Exercise brief – In the text on the Packard 1A-2500 engine, rewrite the part that opens with the words containing "- A Packard 3A-2500 is in" and closes with "in Portland, Oregon.", replacing "Twp." with "Township" throughout.

[[ Selected extract open ]]

American V-12 liquid-cooled aircraft engine

The Packard 1A-2500 is an American V12 liquid-cooled aircraft engine designed by Packard in 1924 as a successor to the World War I-era Liberty L-12. Five aero variants were produced, of which the 3A-2500 was the most numerous. Three marine versions, used most prominently in American World War II PT-boats, the 3M-2500, 4M-2500, and 5M-2500, were also derived from it.

==Applications==
- Boeing TB
- Heinkel HE 8
- Martin T3M
- Naval Aircraft Factory PN
- Huff-Daland LB-1
- PT boats - marine versions of the 3M/4M/5M-2500
- Packard-Bentley one-off race car
- USSR World War II torpedo boats and sub-chasers, which were fitted with 535 4M-2500 engines with W-8 modification under Lend-Lease

==Variants==
- 1A-2500
  1924, 800 hp. Six built.
- 2A-2500
1925, 800 hp. 75 built.
- 2A-2540
  ? Huff-Daland XHB-1
- 3A-2500
  1926, Geared propeller drive option, 800 hp. 175 built.
- 4A-2500
  1927, fitted with a supercharger, 900 hp. One built.
- 5A-2500
  1930, experimental use only, 1500 hp. One built.
- 3M-2500
  Marine version
- 4M-2500
  Marine version, 1200 hp (895 kW), subsequently upgraded in stages to 1500 hp (1,150 kW).
- 5M-2500
  Marine version, larger supercharger, aftercooler, and power output of 1850 hp

==Engines on display==
- A Packard 3A-2500 is on display at the National Museum of the United States Air Force.
- A Packard 3A-2500 is in storage at the National Air and Space Museum.
- A Packard 3A-2500 is on display at the New England Air Museum.
- A Packard 4M-2500 is on display at the Packard Proving Grounds Historical Site in Shelby Twp., Michigan.
- A Packard Series 142 Diesel Model 1D-1700 is on display at the Packard Proving Grounds Historical Site in Shelby Twp., Michigan.
- Three working Packard 5M-2500s are installed in the only operational PT boat, Higgins PT-658 in Portland, Oregon.

[[ Selected extract closed ]]
[[ Records shown open ]]

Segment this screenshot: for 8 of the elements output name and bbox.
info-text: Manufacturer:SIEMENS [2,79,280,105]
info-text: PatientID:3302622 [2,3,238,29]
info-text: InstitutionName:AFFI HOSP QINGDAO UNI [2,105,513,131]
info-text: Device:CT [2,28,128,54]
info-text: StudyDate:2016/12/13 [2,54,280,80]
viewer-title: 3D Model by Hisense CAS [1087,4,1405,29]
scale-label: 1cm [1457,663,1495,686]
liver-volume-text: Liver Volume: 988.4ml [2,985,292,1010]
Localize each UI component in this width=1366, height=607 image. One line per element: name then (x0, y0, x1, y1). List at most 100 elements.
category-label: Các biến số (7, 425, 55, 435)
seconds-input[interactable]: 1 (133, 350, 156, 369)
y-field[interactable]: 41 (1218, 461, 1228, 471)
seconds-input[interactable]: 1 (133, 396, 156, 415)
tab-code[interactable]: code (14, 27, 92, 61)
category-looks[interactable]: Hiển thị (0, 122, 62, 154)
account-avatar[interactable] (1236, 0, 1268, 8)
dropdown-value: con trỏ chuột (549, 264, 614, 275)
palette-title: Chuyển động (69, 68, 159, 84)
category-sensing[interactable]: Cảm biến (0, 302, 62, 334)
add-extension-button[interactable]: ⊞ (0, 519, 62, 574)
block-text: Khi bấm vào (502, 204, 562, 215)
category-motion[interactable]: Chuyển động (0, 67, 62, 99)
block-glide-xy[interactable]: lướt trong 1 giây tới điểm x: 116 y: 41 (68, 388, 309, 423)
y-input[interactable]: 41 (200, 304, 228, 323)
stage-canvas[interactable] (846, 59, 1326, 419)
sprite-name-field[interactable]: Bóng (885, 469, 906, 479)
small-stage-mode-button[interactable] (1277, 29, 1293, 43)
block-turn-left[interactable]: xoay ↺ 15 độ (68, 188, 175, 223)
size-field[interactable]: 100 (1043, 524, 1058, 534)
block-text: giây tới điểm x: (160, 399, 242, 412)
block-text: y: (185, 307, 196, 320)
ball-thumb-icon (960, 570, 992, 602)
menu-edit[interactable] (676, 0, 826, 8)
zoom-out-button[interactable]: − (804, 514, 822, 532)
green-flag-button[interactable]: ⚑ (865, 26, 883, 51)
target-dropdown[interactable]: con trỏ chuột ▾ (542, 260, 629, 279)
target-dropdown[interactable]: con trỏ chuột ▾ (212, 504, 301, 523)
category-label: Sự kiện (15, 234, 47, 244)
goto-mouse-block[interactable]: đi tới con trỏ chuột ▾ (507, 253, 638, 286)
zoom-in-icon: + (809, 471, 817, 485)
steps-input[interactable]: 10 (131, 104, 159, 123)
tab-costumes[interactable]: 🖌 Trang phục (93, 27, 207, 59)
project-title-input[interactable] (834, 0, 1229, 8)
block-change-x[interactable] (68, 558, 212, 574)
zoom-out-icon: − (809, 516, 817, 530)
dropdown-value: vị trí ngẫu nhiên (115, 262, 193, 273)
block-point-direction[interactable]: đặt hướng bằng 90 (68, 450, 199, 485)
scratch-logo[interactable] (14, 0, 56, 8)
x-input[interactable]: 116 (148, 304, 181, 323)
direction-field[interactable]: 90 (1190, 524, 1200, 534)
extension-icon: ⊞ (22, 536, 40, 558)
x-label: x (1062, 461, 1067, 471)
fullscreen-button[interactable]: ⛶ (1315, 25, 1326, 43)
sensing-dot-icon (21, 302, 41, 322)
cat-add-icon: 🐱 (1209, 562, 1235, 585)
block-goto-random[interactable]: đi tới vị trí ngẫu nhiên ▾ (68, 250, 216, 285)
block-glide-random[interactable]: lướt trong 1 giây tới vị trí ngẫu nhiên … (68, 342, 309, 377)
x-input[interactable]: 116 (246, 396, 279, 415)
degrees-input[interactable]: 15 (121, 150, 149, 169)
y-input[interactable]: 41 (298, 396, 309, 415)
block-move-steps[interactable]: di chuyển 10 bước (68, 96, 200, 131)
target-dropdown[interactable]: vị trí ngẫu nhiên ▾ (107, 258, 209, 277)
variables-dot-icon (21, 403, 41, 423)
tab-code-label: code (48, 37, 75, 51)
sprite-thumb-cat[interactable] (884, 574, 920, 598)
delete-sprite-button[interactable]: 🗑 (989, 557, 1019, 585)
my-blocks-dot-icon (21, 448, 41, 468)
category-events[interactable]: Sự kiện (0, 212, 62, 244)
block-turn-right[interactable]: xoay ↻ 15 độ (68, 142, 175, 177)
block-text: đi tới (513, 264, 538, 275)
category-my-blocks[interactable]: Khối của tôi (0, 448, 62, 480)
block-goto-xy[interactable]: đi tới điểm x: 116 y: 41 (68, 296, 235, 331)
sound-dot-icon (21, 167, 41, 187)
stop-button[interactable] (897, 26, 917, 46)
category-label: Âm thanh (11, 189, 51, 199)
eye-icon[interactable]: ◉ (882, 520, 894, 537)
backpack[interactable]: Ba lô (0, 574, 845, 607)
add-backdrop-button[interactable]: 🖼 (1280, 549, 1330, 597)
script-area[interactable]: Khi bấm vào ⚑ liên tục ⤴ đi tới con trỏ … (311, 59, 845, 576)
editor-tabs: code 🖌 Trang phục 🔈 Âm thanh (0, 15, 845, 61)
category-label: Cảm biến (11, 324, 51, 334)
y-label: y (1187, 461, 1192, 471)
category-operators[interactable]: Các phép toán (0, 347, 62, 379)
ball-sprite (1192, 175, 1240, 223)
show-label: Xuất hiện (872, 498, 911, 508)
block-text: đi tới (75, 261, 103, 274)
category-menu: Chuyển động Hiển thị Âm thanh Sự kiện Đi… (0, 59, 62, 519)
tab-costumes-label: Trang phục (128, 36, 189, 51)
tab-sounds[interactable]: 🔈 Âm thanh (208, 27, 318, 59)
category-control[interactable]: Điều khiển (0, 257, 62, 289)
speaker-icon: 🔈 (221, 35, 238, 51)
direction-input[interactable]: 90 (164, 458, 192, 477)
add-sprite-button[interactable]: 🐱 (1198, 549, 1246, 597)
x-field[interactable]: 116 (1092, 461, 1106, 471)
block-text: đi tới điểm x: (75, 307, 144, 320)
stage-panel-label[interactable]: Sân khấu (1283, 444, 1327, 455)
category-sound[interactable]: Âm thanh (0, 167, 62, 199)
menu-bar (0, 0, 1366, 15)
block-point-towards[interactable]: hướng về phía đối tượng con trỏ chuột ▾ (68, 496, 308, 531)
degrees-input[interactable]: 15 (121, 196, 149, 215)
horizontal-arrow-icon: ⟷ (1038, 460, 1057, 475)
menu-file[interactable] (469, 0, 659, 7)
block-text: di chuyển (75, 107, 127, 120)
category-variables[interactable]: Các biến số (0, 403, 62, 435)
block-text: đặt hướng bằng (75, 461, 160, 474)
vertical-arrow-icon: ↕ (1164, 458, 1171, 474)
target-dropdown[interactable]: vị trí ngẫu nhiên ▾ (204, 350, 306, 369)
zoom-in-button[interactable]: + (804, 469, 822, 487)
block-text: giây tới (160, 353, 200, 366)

[[ Records shown closed ]]

Exercise output –
- A Packard 3A-2500 is in storage at the National Air and Space Museum.
- A Packard 3A-2500 is on display at the New England Air Museum.
- A Packard 4M-2500 is on display at the Packard Proving Grounds Historical Site in Shelby Township, Michigan.
- A Packard Series 142 Diesel Model 1D-1700 is on display at the Packard Proving Grounds Historical Site in Shelby Township, Michigan.
- Three working Packard 5M-2500s are installed in the only operational PT boat, Higgins PT-658 in Portland, Oregon.